DESCRIPTION OF THE TASK ::
Carry the People v. Eroshevich court opinion below forward from its last sentence, writing the next part of the opinion.

EXERCISE PASSAGE ::
People v. Eroshevich

336 P.3d 678, 60 Cal. 4th 583, 179 Cal. Rptr. 3d 356, 2014 Cal. LEXIS 10479
CourtCalifornia Supreme Court
DecidedNovember 3, 2014
DocketS210545
StatusPublished
Cited by48 cases

This text of 336 P.3d 678 (People v. Eroshevich) is published on Counsel Stack Legal Research, covering California Supreme Court primary law. Counsel Stack provides free access to over 12 million legal documents including statutes, case law, regulations, and constitutions.

Bluebook
People v. Eroshevich, 336 P.3d 678, 60 Cal. 4th 583, 179 Cal. Rptr. 3d 356, 2014 Cal. LEXIS 10479 (Cal. 2014).

Opinion

Opinion

CANTIL-SAKAUYE, C. J.

After a jury trial that resulted in defendant Howard K. Stem’s convictions on two counts of conspiracy, the trial court granted Stern’s motion for a new trial and dismissed the charges on the grounds that the evidence was insufficient to establish that he intended to commit a crime. The Court of Appeal reversed, reinstating the jury’s verdict, and ordered that the trial court could consider Stern’s remaining grounds for a new trial, but that double jeopardy precluded him from being retried. We granted review on the sole issue of whether the state and federal constitutional protections against double jeopardy would preclude a retrial if Stern’s new trial motion is granted. We conclude that the Court of Appeal erred when it ordered that double jeopardy precluded Stem from being retried and hold that, if the trial court grants Stem a new trial on any of his remaining claims, he may be retried.

I.

The People filed an 11-count information against defendant Howard K. Stern. All of the charges arose out of allegations that defendant Stem (defendant) and codefendant Dr. Khristine Elaine Eroshevich had conspired to and did provide prescription drugs to Anna Nicole Smith (also known as *587 Vicki Lynn Marshall) under a variety of false names. 1 The jury convicted defendant on two counts of conspiracy (counts 1 and 3) to commit two target crimes- — obtaining a controlled substance by fraud, deceit, or misrepresentation in violation of Health and Safety Code section 11173, subdivision (a), and giving a false name in a prescription for a controlled substance in violation of Health and Safety Code section 11174; one conspiracy was alleged to have occurred between September 11, 2006, and February 8, 2007, and the other between June 5, 2004, and September 10, 2006. Defendant was acquitted on the remaining nine counts.

EXTRACTED MATERIAL ::
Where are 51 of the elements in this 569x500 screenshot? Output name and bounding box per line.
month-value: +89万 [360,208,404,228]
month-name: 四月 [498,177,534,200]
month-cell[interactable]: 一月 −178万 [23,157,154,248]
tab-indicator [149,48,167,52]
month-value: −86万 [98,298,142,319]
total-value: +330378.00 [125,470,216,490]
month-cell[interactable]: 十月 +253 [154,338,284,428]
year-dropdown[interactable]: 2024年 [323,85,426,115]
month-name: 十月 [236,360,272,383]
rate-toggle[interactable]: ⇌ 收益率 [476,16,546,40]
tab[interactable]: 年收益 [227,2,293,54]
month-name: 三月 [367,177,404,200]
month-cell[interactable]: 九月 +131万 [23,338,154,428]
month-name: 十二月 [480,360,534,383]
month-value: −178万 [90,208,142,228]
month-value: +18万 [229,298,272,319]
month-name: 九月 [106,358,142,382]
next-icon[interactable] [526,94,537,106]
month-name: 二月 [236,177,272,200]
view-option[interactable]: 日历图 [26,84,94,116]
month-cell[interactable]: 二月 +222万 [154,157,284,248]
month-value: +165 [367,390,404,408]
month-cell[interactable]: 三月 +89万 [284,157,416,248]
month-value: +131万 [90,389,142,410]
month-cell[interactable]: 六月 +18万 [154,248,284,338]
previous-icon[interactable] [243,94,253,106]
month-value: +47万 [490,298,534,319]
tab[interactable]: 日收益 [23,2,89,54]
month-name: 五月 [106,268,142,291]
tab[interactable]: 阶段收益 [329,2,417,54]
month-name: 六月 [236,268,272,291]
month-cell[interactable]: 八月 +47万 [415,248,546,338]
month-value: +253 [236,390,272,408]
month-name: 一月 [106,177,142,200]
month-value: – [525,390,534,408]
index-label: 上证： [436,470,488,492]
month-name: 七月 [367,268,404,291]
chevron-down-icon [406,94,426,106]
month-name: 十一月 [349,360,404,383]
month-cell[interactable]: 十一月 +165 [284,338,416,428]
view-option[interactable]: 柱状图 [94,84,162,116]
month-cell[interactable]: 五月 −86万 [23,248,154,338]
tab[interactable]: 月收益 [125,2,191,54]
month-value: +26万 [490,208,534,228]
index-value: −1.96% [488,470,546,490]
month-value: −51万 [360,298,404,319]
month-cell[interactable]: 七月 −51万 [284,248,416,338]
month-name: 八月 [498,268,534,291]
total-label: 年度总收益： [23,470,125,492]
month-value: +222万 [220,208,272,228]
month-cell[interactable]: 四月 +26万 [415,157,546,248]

ANSWER TO THE PROBLEM ::
Defendant filed a motion for a new trial asserting several grounds pursuant to Penal Code section 1181, 2 and asked the court to exercise its discretion to dismiss the charges under section 1385. Based on the insufficiency of the evidence, the trial court granted defendant’s motion for a new trial and also dismissed the two conspiracy counts. The trial court concluded that “no reasonable trier of fact could find that Howard Stem had a specific intent to violate either of these target crimes” and that the evidence supported the conclusion that defendant had provided prescription drugs to Ms. Marshall under false names only to protect her privacy. After reviewing all the evidence, “in a light most favorable to upholding the verdict,” the trial court found the evidence to be “clearly insufficient.”

The People appealed and the Court of Appeal, in a published opinion, reversed the trial court’s mlings on the motions. The Court of Appeal held that the evidence regarding defendant’s knowledge and involvement in the provision of drugs to Ms. Marshall in the names of other persons was sufficient such that “the jury could reasonably conclude Mr. Stem, a lawyer, knowingly participated in the ongoing illegal practice of securing illegal prescriptions.”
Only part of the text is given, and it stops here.